__Instruction__
Quote the data below in full, please, without altering anything.
>> Start Exercise material
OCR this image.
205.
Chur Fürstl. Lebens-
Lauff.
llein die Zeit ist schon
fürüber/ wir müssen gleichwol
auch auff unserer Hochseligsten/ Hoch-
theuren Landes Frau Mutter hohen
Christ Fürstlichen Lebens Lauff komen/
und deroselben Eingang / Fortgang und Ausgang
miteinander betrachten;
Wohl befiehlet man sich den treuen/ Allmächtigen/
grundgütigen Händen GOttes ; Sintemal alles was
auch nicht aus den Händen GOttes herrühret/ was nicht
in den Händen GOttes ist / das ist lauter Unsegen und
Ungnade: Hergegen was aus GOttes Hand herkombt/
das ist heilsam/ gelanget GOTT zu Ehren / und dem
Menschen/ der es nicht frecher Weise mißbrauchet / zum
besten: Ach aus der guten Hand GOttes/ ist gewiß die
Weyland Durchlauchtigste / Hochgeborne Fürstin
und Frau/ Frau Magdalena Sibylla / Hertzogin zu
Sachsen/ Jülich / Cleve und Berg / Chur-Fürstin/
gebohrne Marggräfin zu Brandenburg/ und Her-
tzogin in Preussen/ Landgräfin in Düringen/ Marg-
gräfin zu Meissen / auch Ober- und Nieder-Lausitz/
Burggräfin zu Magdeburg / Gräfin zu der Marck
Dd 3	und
>> End Exercise material
__Result of this task__
OCR this image.
205.
Chur Fürstl. Lebens-
Lauff.
llein die Zeit ist schon
fürüber/ wir müssen gleichwol
auch auff unserer Hochseligsten/ Hoch-
theuren Landes Frau Mutter hohen
Christ Fürstlichen Lebens Lauff komen/
und deroselben Eingang / Fortgang und Ausgang
miteinander betrachten;
Wohl befiehlet man sich den treuen/ Allmächtigen/
grundgütigen Händen GOttes ; Sintemal alles was
auch nicht aus den Händen GOttes herrühret/ was nicht
in den Händen GOttes ist / das ist lauter Unsegen und
Ungnade: Hergegen was aus GOttes Hand herkombt/
das ist heilsam/ gelanget GOTT zu Ehren / und dem
Menschen/ der es nicht frecher Weise mißbrauchet / zum
besten: Ach aus der guten Hand GOttes/ ist gewiß die
Weyland Durchlauchtigste / Hochgeborne Fürstin
und Frau/ Frau Magdalena Sibylla / Hertzogin zu
Sachsen/ Jülich / Cleve und Berg / Chur-Fürstin/
gebohrne Marggräfin zu Brandenburg/ und Her-
tzogin in Preussen/ Landgräfin in Düringen/ Marg-
gräfin zu Meissen / auch Ober- und Nieder-Lausitz/
Burggräfin zu Magdeburg / Gräfin zu der Marck
Dd 3	und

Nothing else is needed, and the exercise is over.